What you should do:
Scan the material and copy every line in which "screenshot" appears.

Dataset records:
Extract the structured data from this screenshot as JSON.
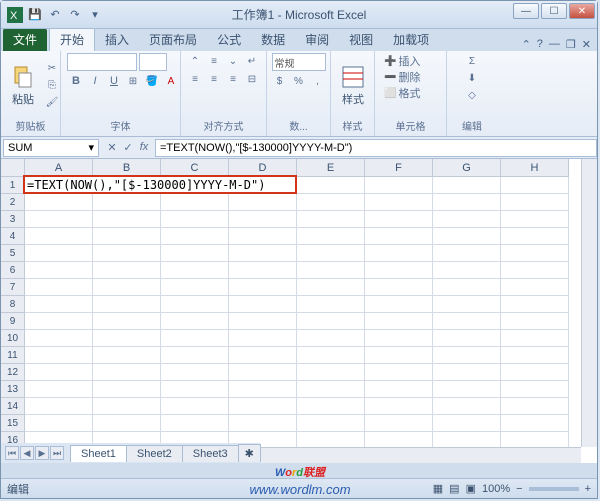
{
  "title": "工作簿1 - Microsoft Excel",
  "tabs": {
    "file": "文件",
    "home": "开始",
    "insert": "插入",
    "layout": "页面布局",
    "formulas": "公式",
    "data": "数据",
    "review": "审阅",
    "view": "视图",
    "addins": "加载项"
  },
  "ribbon": {
    "clipboard": {
      "label": "剪贴板",
      "paste": "粘贴"
    },
    "font": {
      "label": "字体"
    },
    "align": {
      "label": "对齐方式"
    },
    "number": {
      "label": "数...",
      "general": "常规"
    },
    "styles": {
      "label": "样式",
      "btn": "样式"
    },
    "cells": {
      "label": "单元格",
      "insert": "插入",
      "delete": "删除",
      "format": "格式"
    },
    "editing": {
      "label": "编辑"
    }
  },
  "formula": {
    "namebox": "SUM",
    "fx": "fx",
    "value": "=TEXT(NOW(),\"[$-130000]YYYY-M-D\")"
  },
  "cellA1": "=TEXT(NOW(),\"[$-130000]YYYY-M-D\")",
  "columns": [
    "A",
    "B",
    "C",
    "D",
    "E",
    "F",
    "G",
    "H"
  ],
  "rows": [
    "1",
    "2",
    "3",
    "4",
    "5",
    "6",
    "7",
    "8",
    "9",
    "10",
    "11",
    "12",
    "13",
    "14",
    "15",
    "16"
  ],
  "sheets": {
    "s1": "Sheet1",
    "s2": "Sheet2",
    "s3": "Sheet3"
  },
  "status": {
    "mode": "编辑",
    "zoom": "100%"
  },
  "watermark": {
    "brand_word": "Word",
    "brand_cn": "联盟",
    "url": "www.wordlm.com"
  },
  "chart_data": {
    "type": "table",
    "active_cell": "A1",
    "cells": {
      "A1": "=TEXT(NOW(),\"[$-130000]YYYY-M-D\")"
    }
  }
}
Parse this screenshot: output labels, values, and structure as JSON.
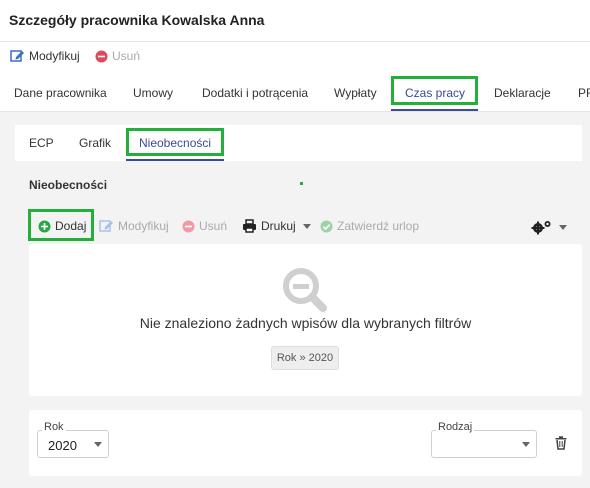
{
  "title": "Szczegóły pracownika Kowalska Anna",
  "toolbar": {
    "modify": "Modyfikuj",
    "delete": "Usuń"
  },
  "tabs": [
    "Dane pracownika",
    "Umowy",
    "Dodatki i potrącenia",
    "Wypłaty",
    "Czas pracy",
    "Deklaracje",
    "PF"
  ],
  "subtabs": [
    "ECP",
    "Grafik",
    "Nieobecności"
  ],
  "section": {
    "title": "Nieobecności",
    "actions": {
      "add": "Dodaj",
      "modify": "Modyfikuj",
      "delete": "Usuń",
      "print": "Drukuj",
      "approve": "Zatwierdź urlop"
    }
  },
  "empty": {
    "message": "Nie znaleziono żadnych wpisów dla wybranych filtrów",
    "chip": "Rok » 2020"
  },
  "filters": {
    "year_label": "Rok",
    "year_value": "2020",
    "kind_label": "Rodzaj",
    "kind_value": ""
  },
  "colors": {
    "accent": "#3a4a9a",
    "highlight": "#22b03a",
    "danger": "#e2475b",
    "success": "#5cb85c",
    "link": "#3c6fc7"
  }
}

Complete answer:
Extract the structured data from this screenshot as JSON.
Parse this screenshot: output labels, values, and structure as JSON.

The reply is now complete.